___ Rows
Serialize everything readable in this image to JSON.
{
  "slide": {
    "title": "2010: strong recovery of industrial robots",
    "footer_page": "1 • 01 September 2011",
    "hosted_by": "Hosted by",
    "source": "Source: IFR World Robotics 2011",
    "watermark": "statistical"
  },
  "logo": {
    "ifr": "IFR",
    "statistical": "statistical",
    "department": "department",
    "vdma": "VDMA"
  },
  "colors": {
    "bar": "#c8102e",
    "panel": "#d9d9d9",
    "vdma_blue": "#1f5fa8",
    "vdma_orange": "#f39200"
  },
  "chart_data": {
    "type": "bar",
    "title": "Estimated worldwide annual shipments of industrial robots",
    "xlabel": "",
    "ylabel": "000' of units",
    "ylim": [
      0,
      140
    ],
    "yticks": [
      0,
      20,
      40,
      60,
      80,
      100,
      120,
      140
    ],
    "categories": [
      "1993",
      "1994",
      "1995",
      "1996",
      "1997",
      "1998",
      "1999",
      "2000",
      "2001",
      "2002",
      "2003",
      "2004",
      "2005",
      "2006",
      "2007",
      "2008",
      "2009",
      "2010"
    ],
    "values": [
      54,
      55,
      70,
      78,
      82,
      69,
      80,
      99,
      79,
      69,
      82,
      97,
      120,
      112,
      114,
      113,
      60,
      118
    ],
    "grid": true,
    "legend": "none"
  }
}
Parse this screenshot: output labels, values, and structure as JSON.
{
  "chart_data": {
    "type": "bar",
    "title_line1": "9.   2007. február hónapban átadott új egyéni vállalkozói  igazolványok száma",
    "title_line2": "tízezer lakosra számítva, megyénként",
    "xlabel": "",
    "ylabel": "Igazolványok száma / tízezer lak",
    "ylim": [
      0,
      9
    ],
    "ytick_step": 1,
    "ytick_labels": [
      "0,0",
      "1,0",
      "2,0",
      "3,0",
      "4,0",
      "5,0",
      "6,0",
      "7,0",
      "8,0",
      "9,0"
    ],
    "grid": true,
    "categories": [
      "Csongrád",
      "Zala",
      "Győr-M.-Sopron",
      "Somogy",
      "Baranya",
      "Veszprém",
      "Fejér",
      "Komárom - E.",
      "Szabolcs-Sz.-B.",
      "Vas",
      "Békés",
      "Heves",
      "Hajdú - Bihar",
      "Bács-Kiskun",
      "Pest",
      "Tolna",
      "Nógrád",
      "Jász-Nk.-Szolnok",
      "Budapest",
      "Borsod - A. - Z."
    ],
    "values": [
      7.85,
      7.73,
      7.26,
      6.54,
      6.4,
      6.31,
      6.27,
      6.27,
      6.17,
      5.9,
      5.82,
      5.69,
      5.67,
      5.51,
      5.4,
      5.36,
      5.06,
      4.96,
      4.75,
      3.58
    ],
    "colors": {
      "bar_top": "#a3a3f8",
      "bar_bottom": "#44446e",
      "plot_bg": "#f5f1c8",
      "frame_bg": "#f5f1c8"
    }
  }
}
______
#### Problem requirements:
Which lines in the data above contain "JSON"? Show each one.

#### The output:
Serialize everything readable in this image to JSON.
Parse this screenshot: output labels, values, and structure as JSON.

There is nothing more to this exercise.